Rows from a figure dataset:
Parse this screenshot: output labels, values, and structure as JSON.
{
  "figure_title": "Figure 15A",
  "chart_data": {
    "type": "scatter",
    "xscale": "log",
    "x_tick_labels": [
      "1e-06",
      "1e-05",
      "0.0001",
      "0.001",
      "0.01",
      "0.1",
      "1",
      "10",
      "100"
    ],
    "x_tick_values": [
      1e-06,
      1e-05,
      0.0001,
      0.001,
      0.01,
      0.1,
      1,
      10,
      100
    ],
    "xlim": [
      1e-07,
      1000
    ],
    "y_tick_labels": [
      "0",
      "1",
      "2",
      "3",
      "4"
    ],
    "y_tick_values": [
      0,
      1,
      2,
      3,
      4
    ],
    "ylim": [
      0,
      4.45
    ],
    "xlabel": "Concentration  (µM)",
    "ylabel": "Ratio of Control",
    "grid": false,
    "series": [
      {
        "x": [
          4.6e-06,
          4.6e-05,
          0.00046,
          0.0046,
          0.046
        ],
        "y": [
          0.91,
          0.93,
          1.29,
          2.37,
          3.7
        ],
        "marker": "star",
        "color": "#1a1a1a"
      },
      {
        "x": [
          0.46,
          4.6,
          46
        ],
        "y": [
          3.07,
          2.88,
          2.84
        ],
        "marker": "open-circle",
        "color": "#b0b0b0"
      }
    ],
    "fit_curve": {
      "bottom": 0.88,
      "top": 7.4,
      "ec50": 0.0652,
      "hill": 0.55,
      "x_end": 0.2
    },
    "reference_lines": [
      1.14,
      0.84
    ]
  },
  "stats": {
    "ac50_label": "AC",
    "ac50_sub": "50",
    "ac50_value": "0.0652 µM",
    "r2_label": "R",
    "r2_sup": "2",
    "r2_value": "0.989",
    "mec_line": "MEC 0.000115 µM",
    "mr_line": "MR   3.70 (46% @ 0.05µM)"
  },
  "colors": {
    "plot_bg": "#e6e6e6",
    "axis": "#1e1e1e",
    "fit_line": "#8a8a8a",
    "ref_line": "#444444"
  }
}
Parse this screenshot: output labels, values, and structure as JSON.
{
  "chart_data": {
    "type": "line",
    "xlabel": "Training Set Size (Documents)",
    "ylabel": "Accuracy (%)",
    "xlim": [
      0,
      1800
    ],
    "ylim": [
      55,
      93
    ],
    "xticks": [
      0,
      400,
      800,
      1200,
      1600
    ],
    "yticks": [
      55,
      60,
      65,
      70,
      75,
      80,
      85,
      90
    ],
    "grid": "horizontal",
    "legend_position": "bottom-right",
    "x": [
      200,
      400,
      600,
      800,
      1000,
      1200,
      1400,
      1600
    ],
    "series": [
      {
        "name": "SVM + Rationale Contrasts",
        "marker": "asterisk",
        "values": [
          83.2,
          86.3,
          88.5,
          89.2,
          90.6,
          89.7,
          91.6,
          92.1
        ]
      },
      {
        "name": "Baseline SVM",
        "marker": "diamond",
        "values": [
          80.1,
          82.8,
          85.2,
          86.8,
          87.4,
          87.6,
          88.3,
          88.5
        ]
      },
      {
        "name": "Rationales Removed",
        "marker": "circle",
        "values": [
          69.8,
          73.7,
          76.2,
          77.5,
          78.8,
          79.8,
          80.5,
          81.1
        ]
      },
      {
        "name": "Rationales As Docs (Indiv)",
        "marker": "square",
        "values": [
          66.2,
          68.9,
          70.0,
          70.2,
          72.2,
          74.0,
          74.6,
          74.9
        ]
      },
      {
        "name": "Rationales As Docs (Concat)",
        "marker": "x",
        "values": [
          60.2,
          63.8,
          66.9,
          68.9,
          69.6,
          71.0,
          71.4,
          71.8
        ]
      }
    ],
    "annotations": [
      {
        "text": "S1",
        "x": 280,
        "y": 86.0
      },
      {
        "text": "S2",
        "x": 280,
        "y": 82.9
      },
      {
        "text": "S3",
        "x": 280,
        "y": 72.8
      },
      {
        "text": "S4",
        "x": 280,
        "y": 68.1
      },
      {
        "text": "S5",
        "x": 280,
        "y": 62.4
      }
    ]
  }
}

__Directive__. Give the material above again, word for word.

__Problem solution__.
Parse this screenshot: output labels, values, and structure as JSON.
{
  "figure_title": "Figure 15A",
  "chart_data": {
    "type": "scatter",
    "xscale": "log",
    "x_tick_labels": [
      "1e-06",
      "1e-05",
      "0.0001",
      "0.001",
      "0.01",
      "0.1",
      "1",
      "10",
      "100"
    ],
    "x_tick_values": [
      1e-06,
      1e-05,
      0.0001,
      0.001,
      0.01,
      0.1,
      1,
      10,
      100
    ],
    "xlim": [
      1e-07,
      1000
    ],
    "y_tick_labels": [
      "0",
      "1",
      "2",
      "3",
      "4"
    ],
    "y_tick_values": [
      0,
      1,
      2,
      3,
      4
    ],
    "ylim": [
      0,
      4.45
    ],
    "xlabel": "Concentration  (µM)",
    "ylabel": "Ratio of Control",
    "grid": false,
    "series": [
      {
        "x": [
          4.6e-06,
          4.6e-05,
          0.00046,
          0.0046,
          0.046
        ],
        "y": [
          0.91,
          0.93,
          1.29,
          2.37,
          3.7
        ],
        "marker": "star",
        "color": "#1a1a1a"
      },
      {
        "x": [
          0.46,
          4.6,
          46
        ],
        "y": [
          3.07,
          2.88,
          2.84
        ],
        "marker": "open-circle",
        "color": "#b0b0b0"
      }
    ],
    "fit_curve": {
      "bottom": 0.88,
      "top": 7.4,
      "ec50": 0.0652,
      "hill": 0.55,
      "x_end": 0.2
    },
    "reference_lines": [
      1.14,
      0.84
    ]
  },
  "stats": {
    "ac50_label": "AC",
    "ac50_sub": "50",
    "ac50_value": "0.0652 µM",
    "r2_label": "R",
    "r2_sup": "2",
    "r2_value": "0.989",
    "mec_line": "MEC 0.000115 µM",
    "mr_line": "MR   3.70 (46% @ 0.05µM)"
  },
  "colors": {
    "plot_bg": "#e6e6e6",
    "axis": "#1e1e1e",
    "fit_line": "#8a8a8a",
    "ref_line": "#444444"
  }
}
Parse this screenshot: output labels, values, and structure as JSON.
{
  "chart_data": {
    "type": "line",
    "xlabel": "Training Set Size (Documents)",
    "ylabel": "Accuracy (%)",
    "xlim": [
      0,
      1800
    ],
    "ylim": [
      55,
      93
    ],
    "xticks": [
      0,
      400,
      800,
      1200,
      1600
    ],
    "yticks": [
      55,
      60,
      65,
      70,
      75,
      80,
      85,
      90
    ],
    "grid": "horizontal",
    "legend_position": "bottom-right",
    "x": [
      200,
      400,
      600,
      800,
      1000,
      1200,
      1400,
      1600
    ],
    "series": [
      {
        "name": "SVM + Rationale Contrasts",
        "marker": "asterisk",
        "values": [
          83.2,
          86.3,
          88.5,
          89.2,
          90.6,
          89.7,
          91.6,
          92.1
        ]
      },
      {
        "name": "Baseline SVM",
        "marker": "diamond",
        "values": [
          80.1,
          82.8,
          85.2,
          86.8,
          87.4,
          87.6,
          88.3,
          88.5
        ]
      },
      {
        "name": "Rationales Removed",
        "marker": "circle",
        "values": [
          69.8,
          73.7,
          76.2,
          77.5,
          78.8,
          79.8,
          80.5,
          81.1
        ]
      },
      {
        "name": "Rationales As Docs (Indiv)",
        "marker": "square",
        "values": [
          66.2,
          68.9,
          70.0,
          70.2,
          72.2,
          74.0,
          74.6,
          74.9
        ]
      },
      {
        "name": "Rationales As Docs (Concat)",
        "marker": "x",
        "values": [
          60.2,
          63.8,
          66.9,
          68.9,
          69.6,
          71.0,
          71.4,
          71.8
        ]
      }
    ],
    "annotations": [
      {
        "text": "S1",
        "x": 280,
        "y": 86.0
      },
      {
        "text": "S2",
        "x": 280,
        "y": 82.9
      },
      {
        "text": "S3",
        "x": 280,
        "y": 72.8
      },
      {
        "text": "S4",
        "x": 280,
        "y": 68.1
      },
      {
        "text": "S5",
        "x": 280,
        "y": 62.4
      }
    ]
  }
}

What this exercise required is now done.